Start of WORKING DATA

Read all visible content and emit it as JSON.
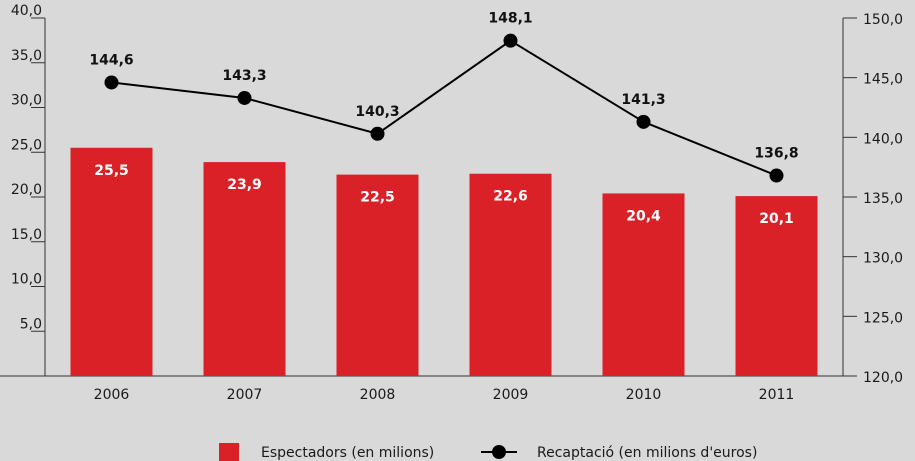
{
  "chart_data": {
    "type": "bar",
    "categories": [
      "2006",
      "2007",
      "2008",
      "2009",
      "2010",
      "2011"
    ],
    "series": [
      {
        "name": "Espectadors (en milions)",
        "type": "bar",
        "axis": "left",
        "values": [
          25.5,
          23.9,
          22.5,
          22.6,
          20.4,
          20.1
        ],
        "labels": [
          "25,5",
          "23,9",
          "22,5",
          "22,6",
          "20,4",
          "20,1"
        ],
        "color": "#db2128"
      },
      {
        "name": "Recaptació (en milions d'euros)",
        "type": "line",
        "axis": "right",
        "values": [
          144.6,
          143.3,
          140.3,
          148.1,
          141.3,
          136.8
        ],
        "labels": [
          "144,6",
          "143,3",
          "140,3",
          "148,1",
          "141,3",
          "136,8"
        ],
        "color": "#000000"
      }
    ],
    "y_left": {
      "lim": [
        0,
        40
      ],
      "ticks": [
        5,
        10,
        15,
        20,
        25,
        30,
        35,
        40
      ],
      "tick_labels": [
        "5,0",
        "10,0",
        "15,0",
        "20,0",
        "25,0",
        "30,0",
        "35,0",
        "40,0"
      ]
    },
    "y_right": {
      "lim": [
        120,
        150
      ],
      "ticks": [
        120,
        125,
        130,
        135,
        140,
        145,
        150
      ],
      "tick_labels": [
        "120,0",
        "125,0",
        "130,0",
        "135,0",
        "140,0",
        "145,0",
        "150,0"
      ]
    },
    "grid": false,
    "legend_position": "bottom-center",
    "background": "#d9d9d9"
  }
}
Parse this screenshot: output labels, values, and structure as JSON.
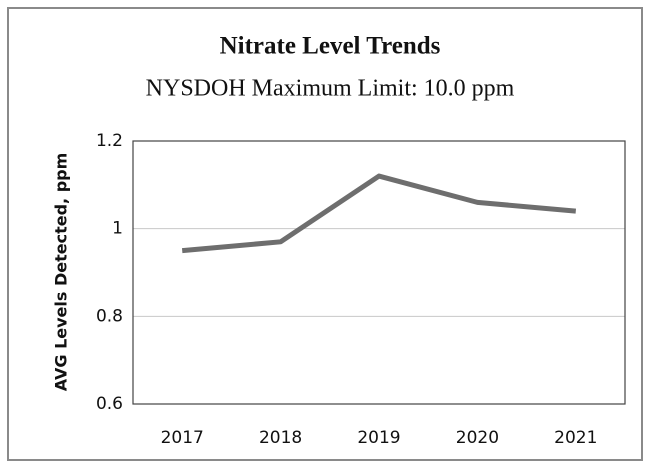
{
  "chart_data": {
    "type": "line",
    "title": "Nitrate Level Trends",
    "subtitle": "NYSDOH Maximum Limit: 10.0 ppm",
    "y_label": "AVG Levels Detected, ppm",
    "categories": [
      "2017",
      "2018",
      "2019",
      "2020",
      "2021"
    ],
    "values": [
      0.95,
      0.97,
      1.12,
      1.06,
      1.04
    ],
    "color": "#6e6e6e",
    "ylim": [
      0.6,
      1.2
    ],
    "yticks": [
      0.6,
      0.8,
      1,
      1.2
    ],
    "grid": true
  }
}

End of WORKING DATA
Start of WORKING DATA

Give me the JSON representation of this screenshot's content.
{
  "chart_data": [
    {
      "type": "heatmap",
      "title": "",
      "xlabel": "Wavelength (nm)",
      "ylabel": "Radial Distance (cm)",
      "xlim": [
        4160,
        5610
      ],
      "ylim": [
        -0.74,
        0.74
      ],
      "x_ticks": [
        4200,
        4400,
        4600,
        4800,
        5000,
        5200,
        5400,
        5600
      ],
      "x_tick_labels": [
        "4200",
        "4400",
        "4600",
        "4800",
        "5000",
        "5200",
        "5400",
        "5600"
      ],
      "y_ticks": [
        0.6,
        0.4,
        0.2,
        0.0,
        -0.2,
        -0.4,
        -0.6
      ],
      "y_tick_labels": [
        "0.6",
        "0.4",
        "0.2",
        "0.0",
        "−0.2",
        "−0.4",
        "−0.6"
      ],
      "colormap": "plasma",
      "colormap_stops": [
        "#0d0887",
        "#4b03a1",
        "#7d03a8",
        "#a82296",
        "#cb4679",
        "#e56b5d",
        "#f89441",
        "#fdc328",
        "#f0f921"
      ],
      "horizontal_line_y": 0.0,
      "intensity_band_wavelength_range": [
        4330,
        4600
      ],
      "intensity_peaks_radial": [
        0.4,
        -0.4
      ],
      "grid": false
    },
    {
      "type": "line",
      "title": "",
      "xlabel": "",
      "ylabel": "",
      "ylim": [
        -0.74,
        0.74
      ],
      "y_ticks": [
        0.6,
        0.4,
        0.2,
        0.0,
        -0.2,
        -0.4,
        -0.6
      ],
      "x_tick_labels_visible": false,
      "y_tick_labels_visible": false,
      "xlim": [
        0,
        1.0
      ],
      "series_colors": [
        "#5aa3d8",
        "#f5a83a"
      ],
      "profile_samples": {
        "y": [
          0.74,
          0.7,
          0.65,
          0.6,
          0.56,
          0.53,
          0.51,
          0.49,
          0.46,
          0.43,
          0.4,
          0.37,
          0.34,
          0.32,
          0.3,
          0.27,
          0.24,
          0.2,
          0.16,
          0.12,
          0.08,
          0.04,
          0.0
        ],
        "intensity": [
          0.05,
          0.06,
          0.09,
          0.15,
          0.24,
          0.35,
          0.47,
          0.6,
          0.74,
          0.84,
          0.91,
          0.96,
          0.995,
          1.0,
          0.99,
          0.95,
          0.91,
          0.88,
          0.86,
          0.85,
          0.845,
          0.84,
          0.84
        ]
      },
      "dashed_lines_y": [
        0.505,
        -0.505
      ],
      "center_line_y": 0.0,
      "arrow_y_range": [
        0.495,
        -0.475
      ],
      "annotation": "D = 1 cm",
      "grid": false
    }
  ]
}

End of WORKING DATA

■ **TASK DETAILS**
Read through the entries and copy every line that includes "content".

■ **SOLUTION BELOW**
Read all visible content and emit it as JSON.
Give me the JSON representation of this screenshot's content.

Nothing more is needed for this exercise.